### Task to complete
From the entries below, gather each line containing the word "Read".

^^^^^^^^^^^^^^^^

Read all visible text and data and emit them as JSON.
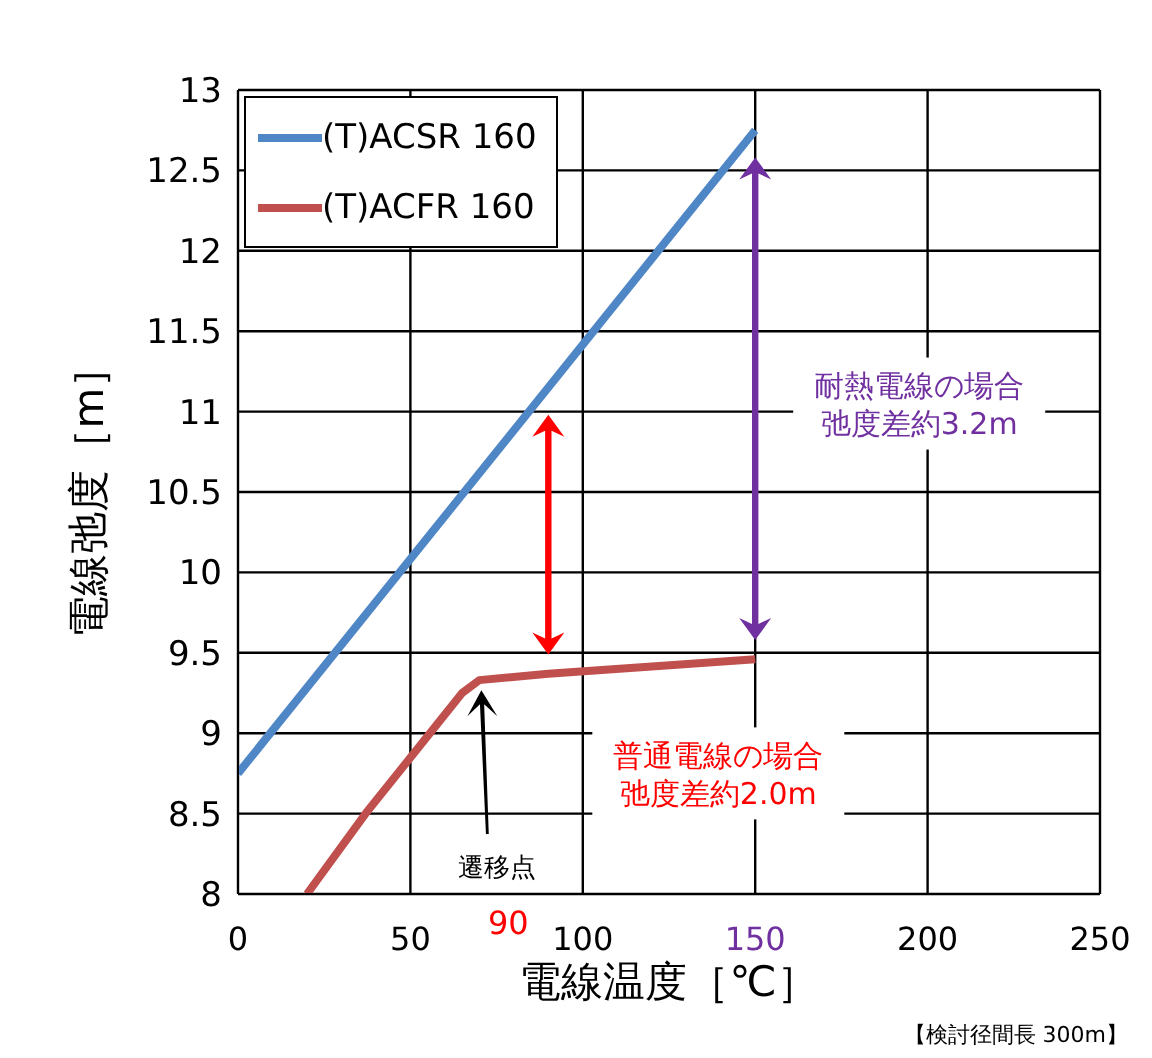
{
  "chart_data": {
    "type": "line",
    "xlabel": "電線温度［℃］",
    "ylabel": "電線弛度［m］",
    "series": [
      {
        "name": "(T)ACSR 160",
        "color": "#4f86c6",
        "x": [
          0,
          150
        ],
        "values": [
          8.75,
          12.75
        ]
      },
      {
        "name": "(T)ACFR 160",
        "color": "#c0504d",
        "x": [
          20,
          37,
          65,
          70,
          90,
          150
        ],
        "values": [
          8,
          8.5,
          9.25,
          9.33,
          9.37,
          9.46
        ]
      }
    ],
    "xlim": [
      0,
      250
    ],
    "xticks": [
      0,
      50,
      100,
      150,
      200,
      250
    ],
    "ylim": [
      8,
      13
    ],
    "yticks": [
      8,
      8.5,
      9,
      9.5,
      10,
      10.5,
      11,
      11.5,
      12,
      12.5,
      13
    ],
    "grid": true,
    "legend": "top left",
    "marker": "none",
    "line_style": "solid",
    "annotations": [
      "耐熱電線の場合弛度差約3.2m",
      "普通電線の場合弛度差約2.0m",
      "遷移点",
      "90",
      "【検討径間長 300m】"
    ]
  }
}
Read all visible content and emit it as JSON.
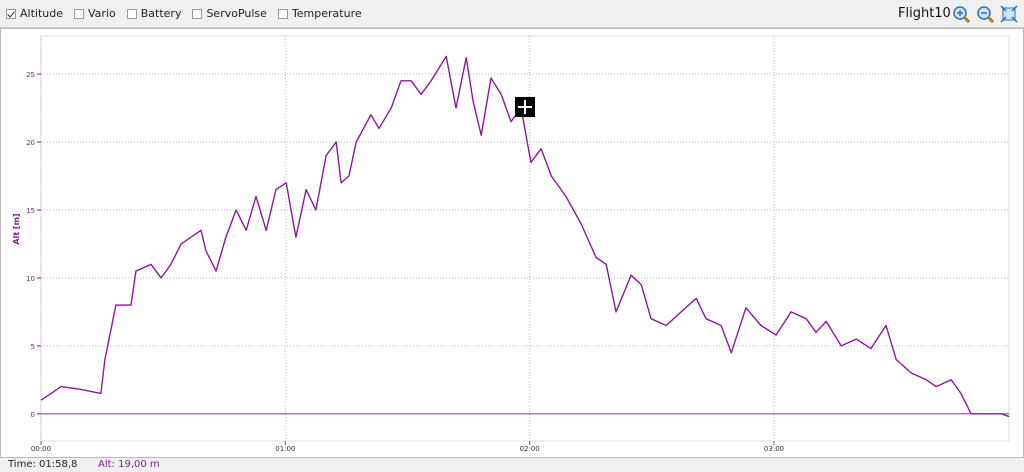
{
  "toolbar": {
    "checkboxes": [
      {
        "label": "Altitude",
        "checked": true
      },
      {
        "label": "Vario",
        "checked": false
      },
      {
        "label": "Battery",
        "checked": false
      },
      {
        "label": "ServoPulse",
        "checked": false
      },
      {
        "label": "Temperature",
        "checked": false
      }
    ],
    "flight": "Flight10"
  },
  "chart_data": {
    "type": "line",
    "y_label": "Alt [m]",
    "color": "#8b1a9b",
    "grid": true,
    "xlim": [
      0,
      237.7
    ],
    "xticks": [
      {
        "value": 0,
        "label": "00:00"
      },
      {
        "value": 60,
        "label": "01:00"
      },
      {
        "value": 120,
        "label": "02:00"
      },
      {
        "value": 180,
        "label": "03:00"
      }
    ],
    "ylim": [
      -2,
      27.8
    ],
    "yticks": [
      0,
      5,
      10,
      15,
      20,
      25
    ],
    "x": [
      0,
      2.5,
      4.9,
      9.8,
      14.7,
      15.7,
      18.4,
      22.1,
      23.3,
      27.0,
      29.5,
      31.9,
      34.4,
      39.3,
      40.5,
      43.0,
      45.4,
      47.9,
      50.4,
      52.8,
      55.3,
      57.7,
      60.2,
      62.6,
      65.1,
      67.5,
      70.0,
      72.5,
      73.7,
      75.6,
      77.4,
      81.0,
      83.0,
      86.0,
      88.4,
      90.9,
      93.3,
      95.8,
      99.5,
      101.9,
      104.4,
      106.1,
      108.1,
      110.5,
      113.0,
      115.4,
      117.9,
      120.3,
      122.8,
      125.3,
      128.9,
      132.6,
      136.3,
      138.8,
      141.2,
      144.9,
      147.4,
      149.8,
      153.5,
      157.2,
      160.9,
      163.3,
      167.0,
      169.5,
      173.1,
      176.8,
      180.5,
      184.2,
      187.9,
      190.3,
      192.8,
      196.5,
      200.2,
      203.8,
      207.5,
      210.0,
      213.7,
      217.4,
      219.8,
      223.5,
      225.9,
      228.4,
      232.1,
      235.8,
      237.7
    ],
    "values": [
      1,
      1.5,
      2,
      1.8,
      1.5,
      4,
      8,
      8,
      10.5,
      11,
      10,
      11,
      12.5,
      13.5,
      12,
      10.5,
      13,
      15,
      13.5,
      16,
      13.5,
      16.5,
      17,
      13,
      16.5,
      15,
      19,
      20,
      17,
      17.5,
      20,
      22,
      21,
      22.5,
      24.5,
      24.5,
      23.5,
      24.5,
      26.3,
      22.5,
      26.2,
      23,
      20.5,
      24.7,
      23.5,
      21.5,
      22.5,
      18.5,
      19.5,
      17.5,
      16,
      14,
      11.5,
      11,
      7.5,
      10.2,
      9.5,
      7,
      6.5,
      7.5,
      8.5,
      7,
      6.5,
      4.5,
      7.8,
      6.5,
      5.8,
      7.5,
      7,
      6,
      6.8,
      5,
      5.5,
      4.8,
      6.5,
      4,
      3,
      2.5,
      2,
      2.5,
      1.5,
      0,
      0,
      0,
      -0.2
    ]
  },
  "status": {
    "time": "Time: 01:58,8",
    "alt": "Alt: 19,00 m"
  }
}
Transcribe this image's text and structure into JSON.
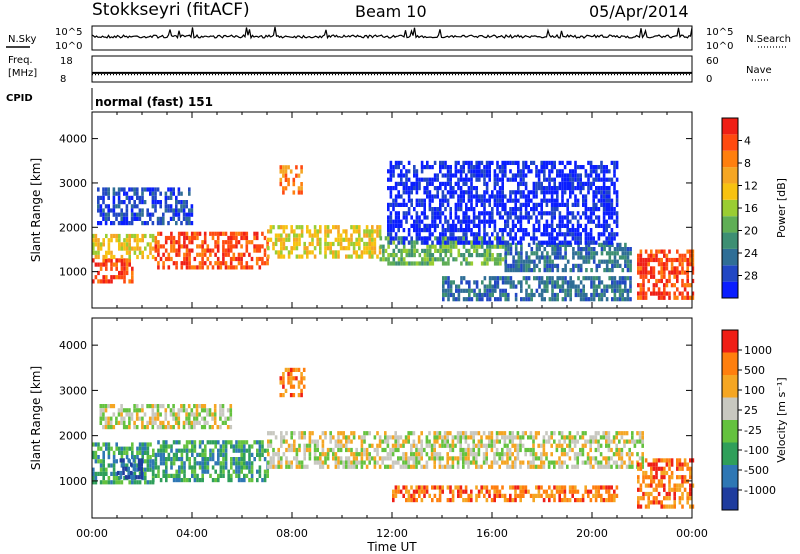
{
  "header": {
    "station": "Stokkseyri (fitACF)",
    "beam": "Beam 10",
    "date": "05/Apr/2014"
  },
  "chart_data": [
    {
      "type": "line",
      "panel": "noise",
      "left_label": "N.Sky",
      "right_label": "N.Search",
      "left_ticks": [
        "10^5",
        "10^0"
      ],
      "right_ticks": [
        "10^5",
        "10^0"
      ]
    },
    {
      "type": "line",
      "panel": "frequency",
      "left_label_top": "Freq.",
      "left_label_unit": "[MHz]",
      "left_ticks": [
        "18",
        "8"
      ],
      "right_label": "Nave",
      "right_ticks": [
        "60",
        "0"
      ],
      "freq_mhz": 11.5,
      "nave": 17
    },
    {
      "type": "table",
      "panel": "cpid",
      "label": "CPID",
      "value": "normal (fast) 151"
    },
    {
      "type": "heatmap",
      "panel": "power",
      "ylabel": "Slant Range [km]",
      "y_ticks": [
        1000,
        2000,
        3000,
        4000
      ],
      "ylim": [
        180,
        4600
      ],
      "xlim": [
        0,
        24
      ],
      "colorbar_label": "Power [dB]",
      "colorbar_ticks": [
        "4",
        "8",
        "12",
        "16",
        "20",
        "24",
        "28"
      ],
      "colors": [
        "#0a1eff",
        "#2147c4",
        "#2f6e96",
        "#3d8f73",
        "#5fae55",
        "#9acd32",
        "#f7c211",
        "#f5a623",
        "#ff7f0e",
        "#ff4a10",
        "#ef1f16"
      ],
      "regions": [
        {
          "t0": 0.0,
          "t1": 1.6,
          "r0": 800,
          "r1": 1300,
          "level": 9
        },
        {
          "t0": 0.0,
          "t1": 2.4,
          "r0": 1300,
          "r1": 1850,
          "level": 6
        },
        {
          "t0": 2.5,
          "t1": 7.0,
          "r0": 1050,
          "r1": 1900,
          "level": 9
        },
        {
          "t0": 7.0,
          "t1": 11.5,
          "r0": 1350,
          "r1": 2050,
          "level": 6
        },
        {
          "t0": 11.5,
          "t1": 16.5,
          "r0": 1150,
          "r1": 1800,
          "level": 4
        },
        {
          "t0": 16.5,
          "t1": 21.5,
          "r0": 1000,
          "r1": 1650,
          "level": 2
        },
        {
          "t0": 21.8,
          "t1": 24.0,
          "r0": 400,
          "r1": 1500,
          "level": 9
        },
        {
          "t0": 0.2,
          "t1": 4.0,
          "r0": 2100,
          "r1": 2900,
          "level": 1
        },
        {
          "t0": 7.5,
          "t1": 8.4,
          "r0": 2800,
          "r1": 3400,
          "level": 8
        },
        {
          "t0": 11.8,
          "t1": 21.0,
          "r0": 1700,
          "r1": 3500,
          "level": 0
        },
        {
          "t0": 14.0,
          "t1": 21.5,
          "r0": 400,
          "r1": 900,
          "level": 2
        }
      ]
    },
    {
      "type": "heatmap",
      "panel": "velocity",
      "xlabel": "Time UT",
      "ylabel": "Slant Range [km]",
      "x_ticks": [
        "00:00",
        "04:00",
        "08:00",
        "12:00",
        "16:00",
        "20:00",
        "00:00"
      ],
      "y_ticks": [
        1000,
        2000,
        3000,
        4000
      ],
      "ylim": [
        180,
        4600
      ],
      "xlim": [
        0,
        24
      ],
      "colorbar_label": "Velocity [m s⁻¹]",
      "colorbar_ticks": [
        "1000",
        "500",
        "100",
        "25",
        "-25",
        "-100",
        "-500",
        "-1000"
      ],
      "colors": [
        "#1f3c9e",
        "#2e77b4",
        "#2f9f5a",
        "#64c23e",
        "#c8c8c0",
        "#f5a623",
        "#ff7f0e",
        "#ef1f16"
      ],
      "regions": [
        {
          "t0": 0.0,
          "t1": 2.4,
          "r0": 1000,
          "r1": 1850,
          "level": 2
        },
        {
          "t0": 2.4,
          "t1": 7.0,
          "r0": 1050,
          "r1": 1900,
          "level": 2
        },
        {
          "t0": 7.0,
          "t1": 22.0,
          "r0": 1300,
          "r1": 2100,
          "level": 4
        },
        {
          "t0": 0.3,
          "t1": 5.5,
          "r0": 2200,
          "r1": 2700,
          "level": 4
        },
        {
          "t0": 7.5,
          "t1": 8.5,
          "r0": 2900,
          "r1": 3500,
          "level": 6
        },
        {
          "t0": 12.0,
          "t1": 21.0,
          "r0": 550,
          "r1": 900,
          "level": 6
        },
        {
          "t0": 21.8,
          "t1": 24.0,
          "r0": 400,
          "r1": 1500,
          "level": 6
        },
        {
          "t0": 1.0,
          "t1": 2.0,
          "r0": 1100,
          "r1": 1500,
          "level": 0
        }
      ]
    }
  ]
}
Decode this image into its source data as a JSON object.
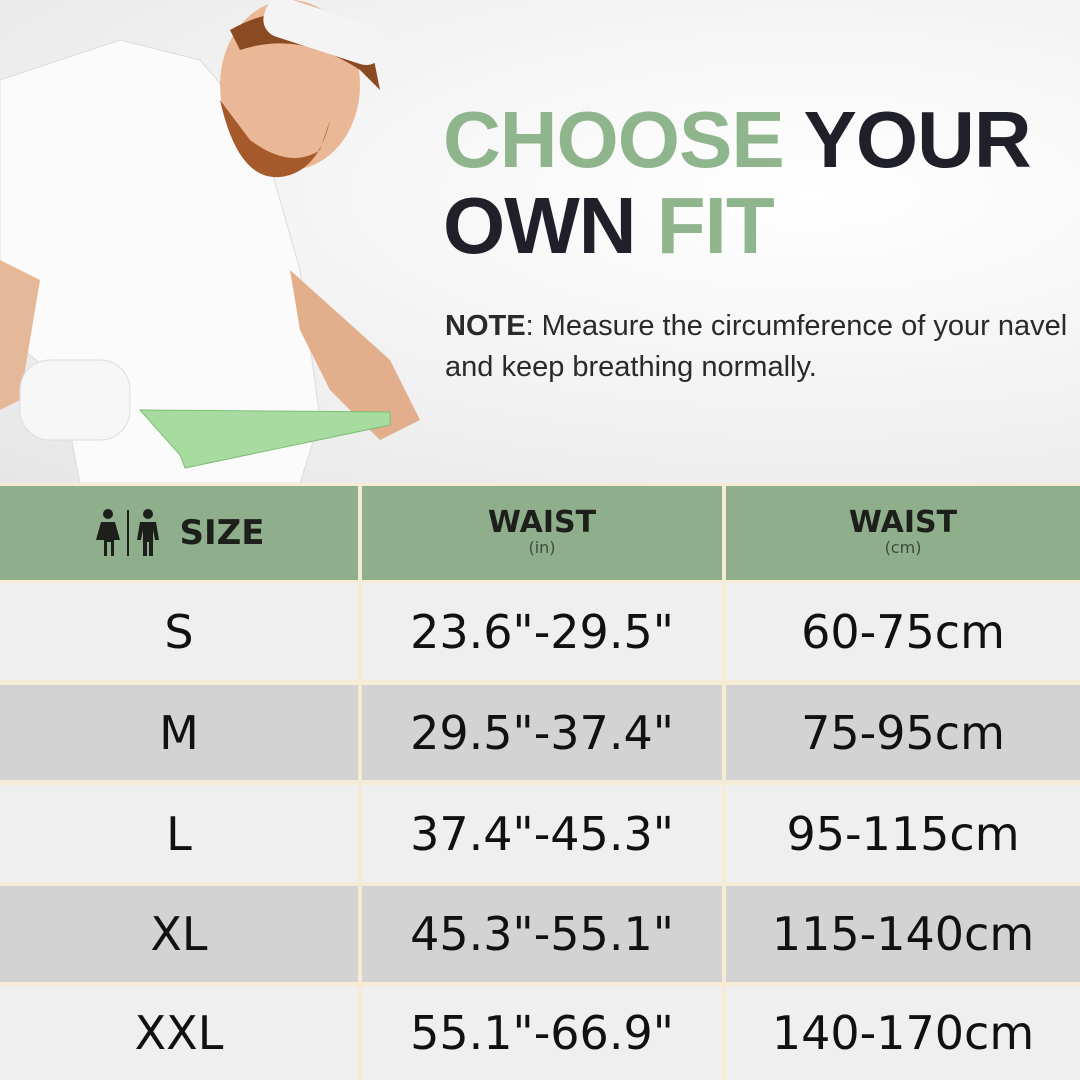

^^^^^^^^^^^^^^^^

### Written answer
Read all visible text and data and emit them as JSON.
Read all visible content and emit it as JSON.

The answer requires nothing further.